-------- Record extracts --------

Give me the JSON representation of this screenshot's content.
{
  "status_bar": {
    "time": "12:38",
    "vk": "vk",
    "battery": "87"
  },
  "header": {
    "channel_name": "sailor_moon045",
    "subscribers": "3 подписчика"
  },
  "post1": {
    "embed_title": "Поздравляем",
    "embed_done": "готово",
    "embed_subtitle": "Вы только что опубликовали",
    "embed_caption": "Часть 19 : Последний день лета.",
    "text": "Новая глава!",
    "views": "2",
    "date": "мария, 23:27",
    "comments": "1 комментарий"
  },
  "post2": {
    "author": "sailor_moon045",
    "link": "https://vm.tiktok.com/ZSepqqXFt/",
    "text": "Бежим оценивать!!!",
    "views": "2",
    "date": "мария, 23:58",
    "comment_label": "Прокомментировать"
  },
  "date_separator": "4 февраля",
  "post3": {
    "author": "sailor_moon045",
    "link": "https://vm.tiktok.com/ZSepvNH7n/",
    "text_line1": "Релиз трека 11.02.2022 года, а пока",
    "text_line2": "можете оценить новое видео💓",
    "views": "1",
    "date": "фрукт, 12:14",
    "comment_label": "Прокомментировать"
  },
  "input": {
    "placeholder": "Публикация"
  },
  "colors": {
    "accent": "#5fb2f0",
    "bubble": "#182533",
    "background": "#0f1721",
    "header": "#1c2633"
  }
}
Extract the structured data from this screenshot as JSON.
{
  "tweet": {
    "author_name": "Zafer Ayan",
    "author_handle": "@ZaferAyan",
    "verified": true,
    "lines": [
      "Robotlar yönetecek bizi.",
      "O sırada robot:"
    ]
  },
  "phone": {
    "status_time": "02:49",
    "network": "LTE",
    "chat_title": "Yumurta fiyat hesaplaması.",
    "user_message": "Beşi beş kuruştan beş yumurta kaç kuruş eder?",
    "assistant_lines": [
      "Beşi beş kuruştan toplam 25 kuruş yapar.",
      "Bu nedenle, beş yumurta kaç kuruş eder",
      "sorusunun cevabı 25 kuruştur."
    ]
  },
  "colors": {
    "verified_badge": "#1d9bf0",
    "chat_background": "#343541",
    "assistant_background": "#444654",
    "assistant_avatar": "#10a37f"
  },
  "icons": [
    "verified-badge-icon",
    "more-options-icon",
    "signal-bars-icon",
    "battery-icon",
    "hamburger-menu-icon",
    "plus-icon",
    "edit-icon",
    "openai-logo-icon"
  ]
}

--------

Make a copy of each line that contains the string "JSON".

**Correct answer:**
Give me the JSON representation of this screenshot's content.
Extract the structured data from this screenshot as JSON.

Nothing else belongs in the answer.